Work instructions
Look through the listing for the word "label". Copy each line that has it.

+ + + + + + +

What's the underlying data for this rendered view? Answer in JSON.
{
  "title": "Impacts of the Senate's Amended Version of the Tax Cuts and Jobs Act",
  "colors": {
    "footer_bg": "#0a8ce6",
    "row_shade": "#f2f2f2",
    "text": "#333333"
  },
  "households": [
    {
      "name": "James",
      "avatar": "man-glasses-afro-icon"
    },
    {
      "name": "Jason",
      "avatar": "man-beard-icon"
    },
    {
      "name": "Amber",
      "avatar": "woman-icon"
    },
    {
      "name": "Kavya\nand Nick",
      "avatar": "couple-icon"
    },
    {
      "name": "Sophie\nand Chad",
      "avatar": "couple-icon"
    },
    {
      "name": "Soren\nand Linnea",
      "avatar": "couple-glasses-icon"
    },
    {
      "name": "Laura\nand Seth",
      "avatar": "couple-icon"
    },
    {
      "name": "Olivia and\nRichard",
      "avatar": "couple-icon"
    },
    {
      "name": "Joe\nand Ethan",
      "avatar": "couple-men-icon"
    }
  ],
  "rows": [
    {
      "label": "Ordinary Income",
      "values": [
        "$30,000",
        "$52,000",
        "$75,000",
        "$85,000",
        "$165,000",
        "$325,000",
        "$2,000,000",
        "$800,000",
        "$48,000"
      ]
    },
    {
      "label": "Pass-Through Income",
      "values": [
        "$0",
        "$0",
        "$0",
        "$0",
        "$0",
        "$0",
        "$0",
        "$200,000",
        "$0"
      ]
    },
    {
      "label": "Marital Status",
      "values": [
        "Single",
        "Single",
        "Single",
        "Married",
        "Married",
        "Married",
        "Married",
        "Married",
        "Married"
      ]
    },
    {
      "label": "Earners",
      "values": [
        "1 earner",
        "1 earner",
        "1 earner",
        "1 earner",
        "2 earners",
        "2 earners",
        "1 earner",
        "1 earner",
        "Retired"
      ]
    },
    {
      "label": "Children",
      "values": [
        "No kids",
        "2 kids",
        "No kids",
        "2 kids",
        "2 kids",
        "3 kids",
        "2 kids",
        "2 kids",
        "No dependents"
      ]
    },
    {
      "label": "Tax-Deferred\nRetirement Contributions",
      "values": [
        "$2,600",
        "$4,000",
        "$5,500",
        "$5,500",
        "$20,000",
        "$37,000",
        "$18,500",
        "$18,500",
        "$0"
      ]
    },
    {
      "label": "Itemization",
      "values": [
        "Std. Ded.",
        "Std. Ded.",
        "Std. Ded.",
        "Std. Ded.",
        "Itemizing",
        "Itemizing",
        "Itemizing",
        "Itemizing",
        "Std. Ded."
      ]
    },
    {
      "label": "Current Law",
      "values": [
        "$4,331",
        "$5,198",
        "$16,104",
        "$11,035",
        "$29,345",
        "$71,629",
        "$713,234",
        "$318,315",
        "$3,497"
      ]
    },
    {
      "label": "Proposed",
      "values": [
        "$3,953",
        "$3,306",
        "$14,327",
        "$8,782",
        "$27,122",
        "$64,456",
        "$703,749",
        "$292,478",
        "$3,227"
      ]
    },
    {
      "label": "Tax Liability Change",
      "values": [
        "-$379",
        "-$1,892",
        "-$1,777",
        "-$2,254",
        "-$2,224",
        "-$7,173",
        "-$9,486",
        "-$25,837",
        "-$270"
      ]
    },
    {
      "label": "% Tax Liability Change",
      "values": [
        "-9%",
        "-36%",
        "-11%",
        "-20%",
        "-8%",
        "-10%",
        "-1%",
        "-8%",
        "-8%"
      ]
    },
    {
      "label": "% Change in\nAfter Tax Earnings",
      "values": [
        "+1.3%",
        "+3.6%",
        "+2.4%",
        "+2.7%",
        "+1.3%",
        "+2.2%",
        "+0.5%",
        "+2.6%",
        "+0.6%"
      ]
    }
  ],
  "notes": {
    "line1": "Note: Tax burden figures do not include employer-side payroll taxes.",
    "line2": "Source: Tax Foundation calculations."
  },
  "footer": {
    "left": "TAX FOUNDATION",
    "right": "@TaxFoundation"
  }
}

+ + + + + + +

Problem solution
      "label": "Ordinary Income",
      "label": "Pass-Through Income",
      "label": "Marital Status",
      "label": "Earners",
      "label": "Children",
      "label": "Tax-Deferred\nRetirement Contributions",
      "label": "Itemization",
      "label": "Current Law",
      "label": "Proposed",
      "label": "Tax Liability Change",
      "label": "% Tax Liability Change",
      "label": "% Change in\nAfter Tax Earnings",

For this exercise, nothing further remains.